### Objective
From the entries below, copy every line that holds the word "доставка".

### Stored data
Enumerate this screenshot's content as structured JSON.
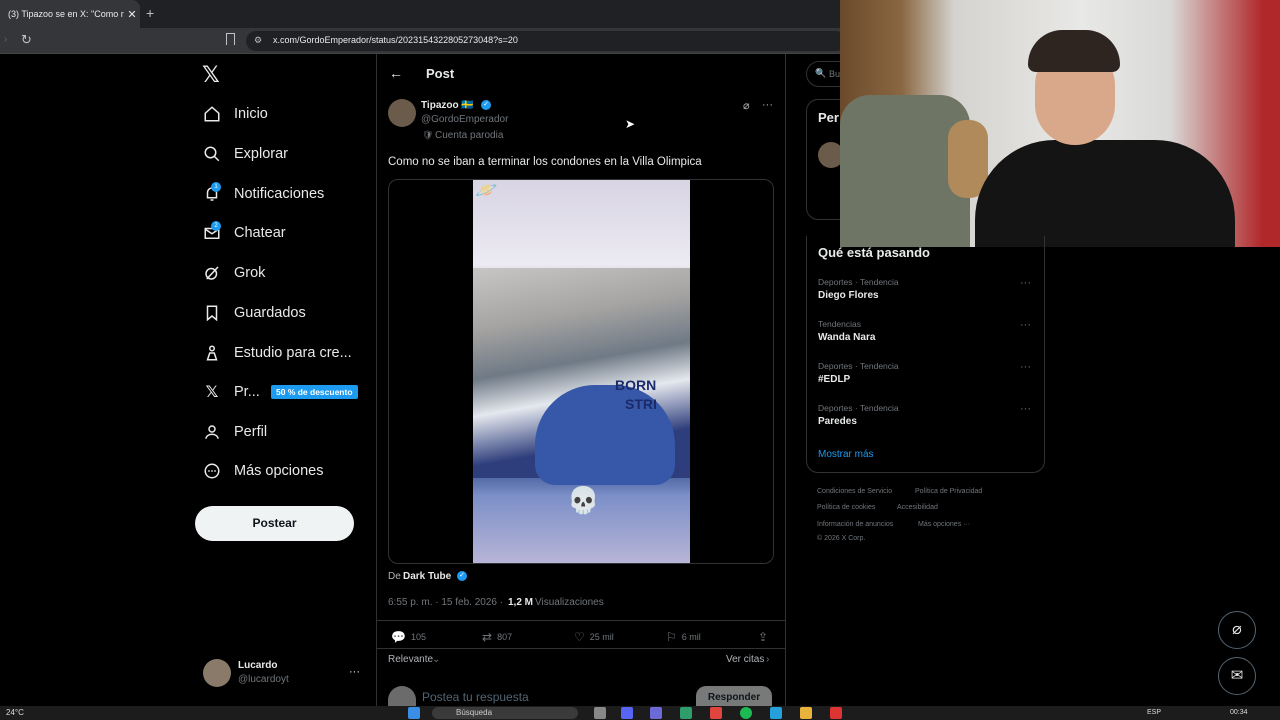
{
  "browser": {
    "tab_title": "(3) Tipazoo se en X: \"Como no",
    "tab_close": "✕",
    "new_tab": "+",
    "url": "x.com/GordoEmperador/status/2023154322805273048?s=20"
  },
  "nav": {
    "logo": "𝕏",
    "items": [
      {
        "label": "Inicio",
        "icon": "home-icon"
      },
      {
        "label": "Explorar",
        "icon": "search-icon"
      },
      {
        "label": "Notificaciones",
        "icon": "bell-icon",
        "badge": "1"
      },
      {
        "label": "Chatear",
        "icon": "mail-icon",
        "badge": "2"
      },
      {
        "label": "Grok",
        "icon": "grok-icon"
      },
      {
        "label": "Guardados",
        "icon": "bookmark-icon"
      },
      {
        "label": "Estudio para cre...",
        "icon": "creator-studio-icon"
      },
      {
        "label": "Pr...",
        "icon": "x-premium-icon"
      },
      {
        "label": "Perfil",
        "icon": "person-icon"
      },
      {
        "label": "Más opciones",
        "icon": "more-circle-icon"
      }
    ],
    "promo_badge": "50 % de descuento",
    "post_button": "Postear"
  },
  "account": {
    "name": "Lucardo",
    "handle": "@lucardoyt",
    "menu": "···"
  },
  "post": {
    "header_title": "Post",
    "back": "←",
    "author_name": "Tipazoo 🇸🇪",
    "author_handle": "@GordoEmperador",
    "parody_label": "Cuenta parodia",
    "text": "Como no se iban a terminar los condones en la Villa Olimpica",
    "video_overlay_text": "BORN",
    "video_overlay_text2": "STRI",
    "source_prefix": "De",
    "source_name": "Dark Tube",
    "timestamp": "6:55 p. m. · 15 feb. 2026 ·",
    "views_count": "1,2 M",
    "views_label": "Visualizaciones",
    "replies": "105",
    "reposts": "807",
    "likes": "25 mil",
    "bookmarks": "6 mil",
    "sort_label": "Relevante",
    "quotes_link": "Ver citas",
    "reply_placeholder": "Postea tu respuesta",
    "reply_button": "Responder",
    "more": "···"
  },
  "sidebar": {
    "search_placeholder": "Bu",
    "section_partial": "Per",
    "trends_title": "Qué está pasando",
    "trends": [
      {
        "category": "Deportes · Tendencia",
        "name": "Diego Flores"
      },
      {
        "category": "Tendencias",
        "name": "Wanda Nara"
      },
      {
        "category": "Deportes · Tendencia",
        "name": "#EDLP"
      },
      {
        "category": "Deportes · Tendencia",
        "name": "Paredes"
      }
    ],
    "show_more": "Mostrar más",
    "footer": {
      "terms": "Condiciones de Servicio",
      "privacy": "Política de Privacidad",
      "cookies": "Política de cookies",
      "accessibility": "Accesibilidad",
      "ads": "Información de anuncios",
      "more": "Más opciones ···",
      "copyright": "© 2026 X Corp."
    }
  },
  "taskbar": {
    "weather": "24°C",
    "search": "Búsqueda",
    "lang": "ESP",
    "time": "00:34"
  },
  "colors": {
    "accent": "#1d9bf0",
    "bg": "#000000",
    "text": "#e7e9ea",
    "muted": "#71767b"
  }
}
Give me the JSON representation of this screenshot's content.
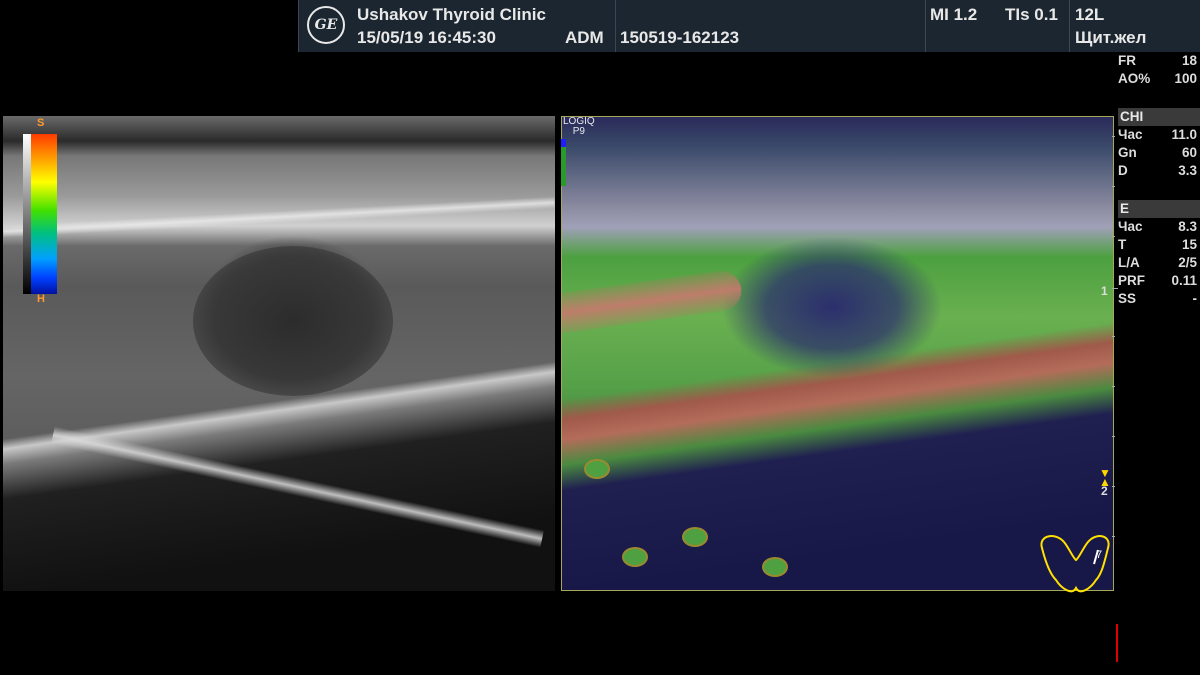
{
  "header": {
    "clinic": "Ushakov Thyroid Clinic",
    "datetime": "15/05/19 16:45:30",
    "operator": "ADM",
    "exam_id": "150519-162123",
    "mi": "MI 1.2",
    "tis": "TIs 0.1",
    "probe": "12L",
    "preset": "Щит.жел",
    "logo_text": "GE"
  },
  "params_top": [
    {
      "label": "FR",
      "value": "18"
    },
    {
      "label": "AO%",
      "value": "100"
    }
  ],
  "chi": {
    "title": "CHI",
    "rows": [
      {
        "label": "Час",
        "value": "11.0"
      },
      {
        "label": "Gn",
        "value": "60"
      },
      {
        "label": "D",
        "value": "3.3"
      }
    ]
  },
  "elasto": {
    "title": "E",
    "rows": [
      {
        "label": "Час",
        "value": "8.3"
      },
      {
        "label": "T",
        "value": "15"
      },
      {
        "label": "L/A",
        "value": "2/5"
      },
      {
        "label": "PRF",
        "value": "0.11"
      },
      {
        "label": "SS",
        "value": "-"
      }
    ]
  },
  "colorbar": {
    "top_label": "S",
    "bottom_label": "H"
  },
  "elasto_image": {
    "logo_line1": "LOGIQ",
    "logo_line2": "P9"
  },
  "ruler": {
    "label1": "1",
    "label2": "2"
  },
  "bodymark": {
    "label": "7"
  },
  "colors": {
    "header_bg": "#1b2630",
    "param_head_bg": "#3a3a3a",
    "bodymark": "#ffe000"
  }
}
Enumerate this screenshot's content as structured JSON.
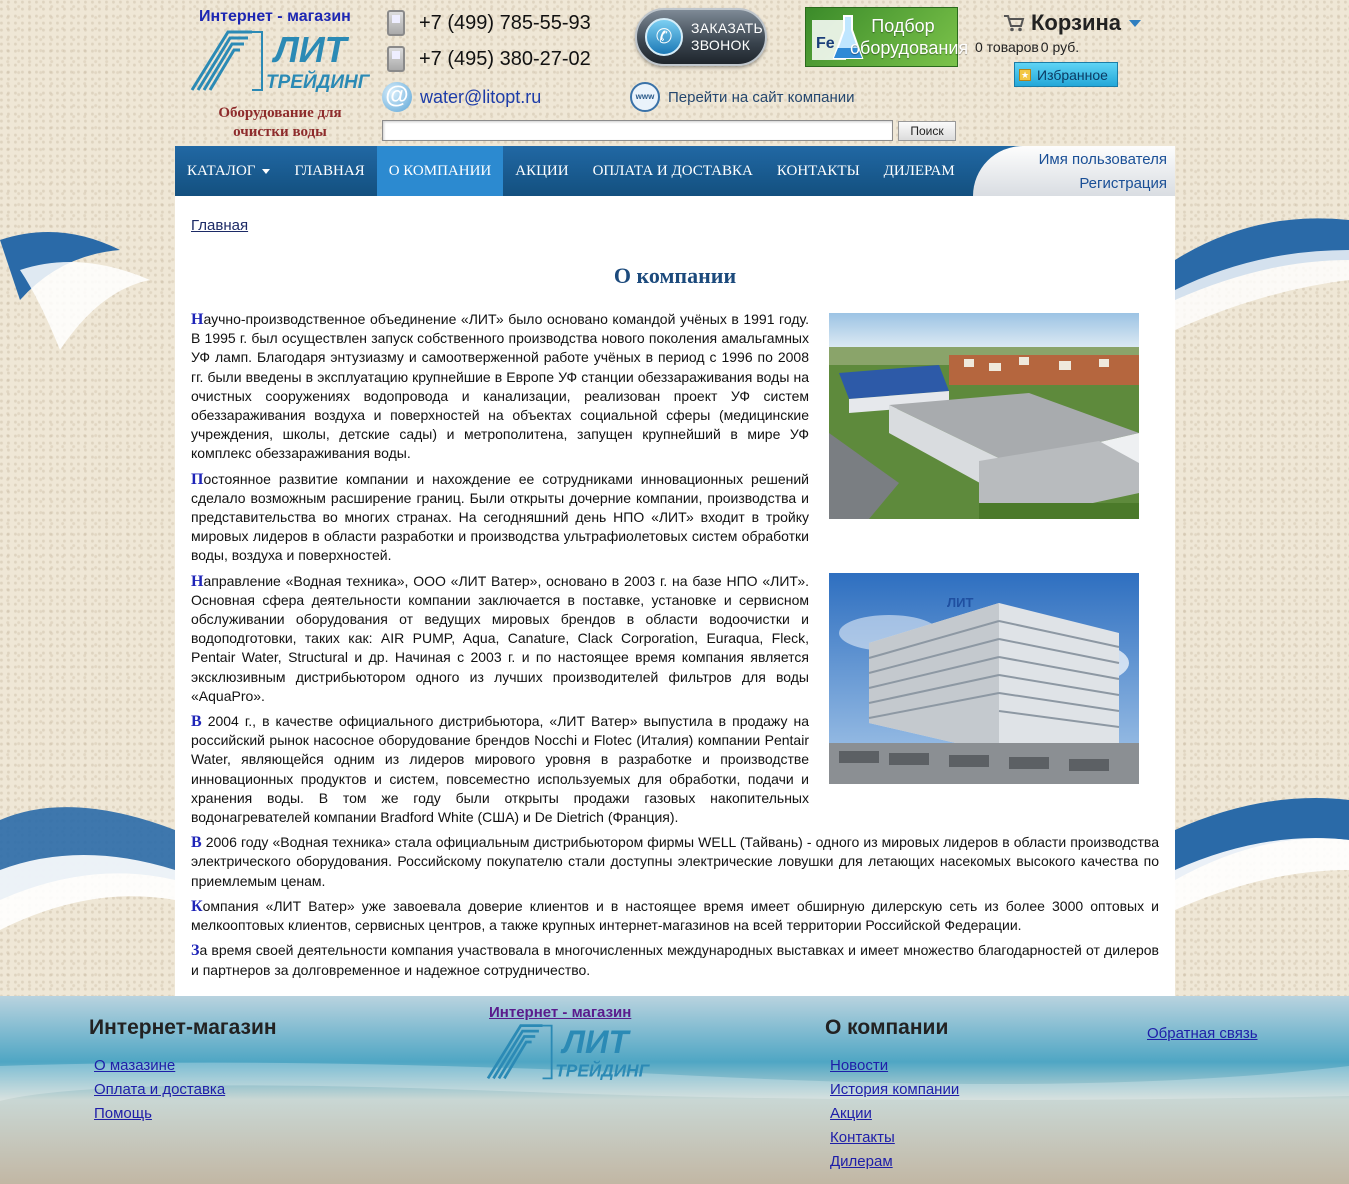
{
  "header": {
    "shop_label": "Интернет - магазин",
    "brand_line1": "ЛИТ",
    "brand_line2": "ТРЕЙДИНГ",
    "tagline_line1": "Оборудование для",
    "tagline_line2": "очистки воды",
    "phone1": "+7 (499) 785-55-93",
    "phone2": "+7 (495) 380-27-02",
    "email": "water@litopt.ru",
    "callback_line1": "Заказать",
    "callback_line2": "звонок",
    "select_line1": "Подбор",
    "select_line2": "оборудования",
    "select_symbol": "Fe",
    "company_site_link": "Перейти на сайт компании",
    "www_label": "www",
    "cart_title": "Корзина",
    "cart_items": "0 товаров",
    "cart_sum": "0 руб.",
    "favorites": "Избранное",
    "search_placeholder": "",
    "search_button": "Поиск"
  },
  "nav": {
    "items": [
      {
        "label": "Каталог"
      },
      {
        "label": "Главная"
      },
      {
        "label": "О компании"
      },
      {
        "label": "Акции"
      },
      {
        "label": "Оплата и доставка"
      },
      {
        "label": "Контакты"
      },
      {
        "label": "Дилерам"
      }
    ],
    "username": "Имя пользователя",
    "register": "Регистрация"
  },
  "main": {
    "breadcrumb": "Главная",
    "title": "О компании",
    "paragraphs": [
      {
        "first": "Н",
        "rest": "аучно-производственное объединение «ЛИТ» было основано командой учёных в 1991 году. В 1995 г. был осуществлен запуск собственного производства нового поколения амальгамных УФ ламп. Благодаря энтузиазму и самоотверженной работе учёных в период с 1996 по 2008 гг. были введены в эксплуатацию крупнейшие в Европе УФ станции обеззараживания воды на очистных сооружениях водопровода и канализации, реализован проект УФ систем обеззараживания воздуха и поверхностей на объектах социальной сферы (медицинские учреждения, школы, детские сады) и метрополитена, запущен крупнейший в мире УФ комплекс обеззараживания воды."
      },
      {
        "first": "П",
        "rest": "остоянное развитие компании и нахождение ее сотрудниками инновационных решений сделало возможным расширение границ. Были открыты дочерние компании, производства и представительства во многих странах. На сегодняшний день НПО «ЛИТ» входит в тройку мировых лидеров в области разработки и производства ультрафиолетовых систем обработки воды, воздуха и поверхностей."
      },
      {
        "first": "Н",
        "rest": "аправление «Водная техника», ООО «ЛИТ Ватер», основано в 2003 г. на базе НПО «ЛИТ». Основная сфера деятельности компании заключается в поставке, установке и сервисном обслуживании оборудования от ведущих мировых брендов в области водоочистки и водоподготовки, таких как: AIR PUMP, Aqua, Canature, Clack Corporation, Euraqua, Fleck, Pentair Water, Structural и др. Начиная с 2003 г. и по настоящее время компания является эксклюзивным дистрибьютором одного из лучших производителей фильтров для воды «AquaPro»."
      },
      {
        "first": "В",
        "rest": " 2004 г., в качестве официального дистрибьютора, «ЛИТ Ватер» выпустила в продажу на российский рынок насосное оборудование брендов Nocchi и Flotec (Италия) компании Pentair Water, являющейся одним из лидеров мирового уровня в разработке и производстве инновационных продуктов и систем, повсеместно используемых для обработки, подачи и хранения воды. В том же году были открыты продажи газовых накопительных водонагревателей компании Bradford White (США) и De Dietrich (Франция)."
      },
      {
        "first": "В",
        "rest": " 2006 году «Водная техника» стала официальным дистрибьютором фирмы WELL (Тайвань) - одного из мировых лидеров в области производства электрического оборудования. Российскому покупателю стали доступны электрические ловушки для летающих насекомых высокого качества по приемлемым ценам."
      },
      {
        "first": "К",
        "rest": "омпания «ЛИТ Ватер» уже завоевала доверие клиентов и в настоящее время имеет обширную дилерскую сеть из более 3000 оптовых и мелкооптовых клиентов, сервисных центров, а также крупных интернет-магазинов на всей территории Российской Федерации."
      },
      {
        "first": "З",
        "rest": "а время своей деятельности компания участвовала в многочисленных международных выставках и имеет множество благодарностей от дилеров и партнеров за долговременное и надежное сотрудничество."
      }
    ],
    "photo2_sign": "ЛИТ"
  },
  "footer": {
    "col1_title": "Интернет-магазин",
    "col1_links": [
      "О мазазине",
      "Оплата и доставка",
      "Помощь"
    ],
    "logo_text": "Интернет - магазин",
    "col2_title": "О компании",
    "col2_links": [
      "Новости",
      "История компании",
      "Акции",
      "Контакты",
      "Дилерам"
    ],
    "feedback": "Обратная связь"
  },
  "colors": {
    "nav_bg": "#1a5c94",
    "nav_active": "#2c8ad0",
    "title": "#1c4a7c",
    "drop_cap": "#1f25b8",
    "brand_logo": "#2b8ab5"
  }
}
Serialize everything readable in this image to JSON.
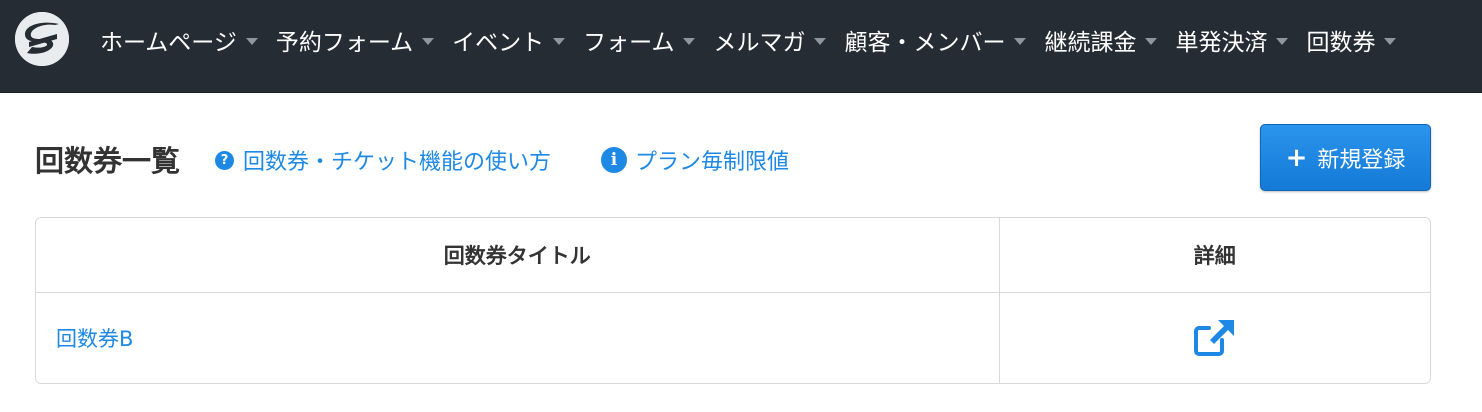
{
  "nav": {
    "items": [
      {
        "label": "ホームページ"
      },
      {
        "label": "予約フォーム"
      },
      {
        "label": "イベント"
      },
      {
        "label": "フォーム"
      },
      {
        "label": "メルマガ"
      },
      {
        "label": "顧客・メンバー"
      },
      {
        "label": "継続課金"
      },
      {
        "label": "単発決済"
      },
      {
        "label": "回数券"
      }
    ]
  },
  "header": {
    "title": "回数券一覧",
    "help_link": "回数券・チケット機能の使い方",
    "plan_link": "プラン毎制限値",
    "new_button": "新規登録"
  },
  "table": {
    "columns": [
      "回数券タイトル",
      "詳細"
    ],
    "rows": [
      {
        "title": "回数券B"
      }
    ]
  },
  "colors": {
    "navbar_bg": "#262c33",
    "link": "#1e88e5",
    "button": "#1e88e5"
  }
}
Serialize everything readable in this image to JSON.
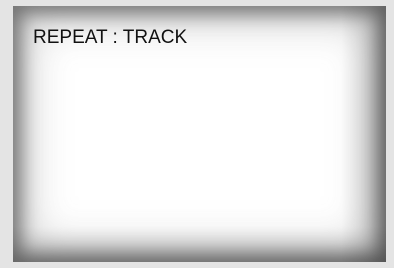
{
  "osd": {
    "repeat_label": "REPEAT : TRACK"
  }
}
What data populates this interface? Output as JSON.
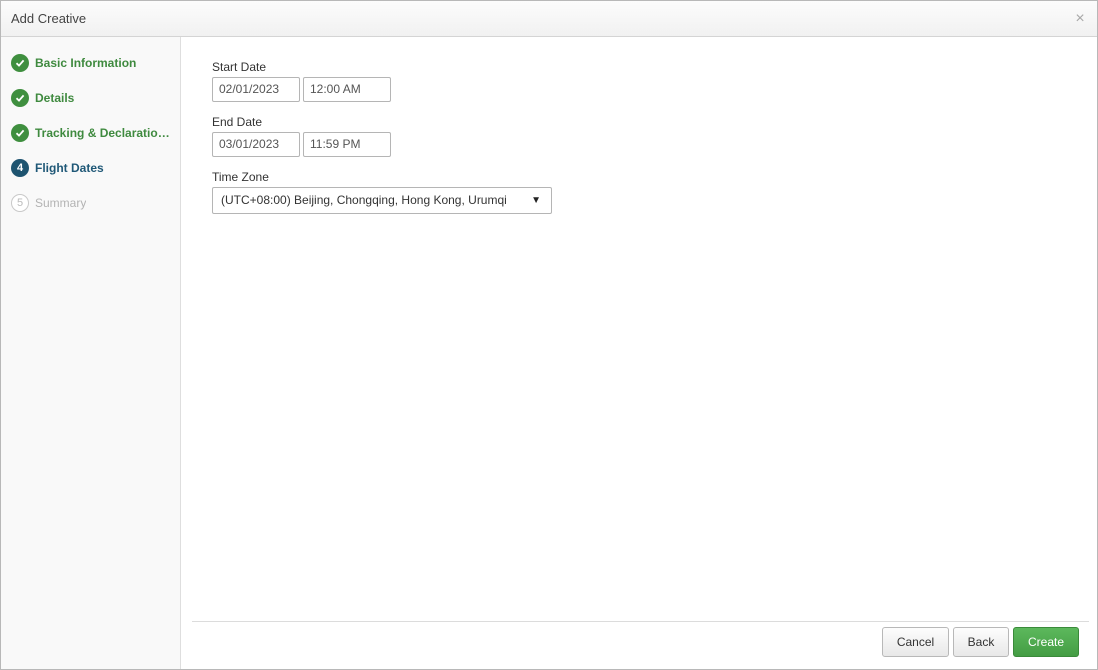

### Output of the exercise
        "label": "Оплата и доставка"
      "Оплата и доставка",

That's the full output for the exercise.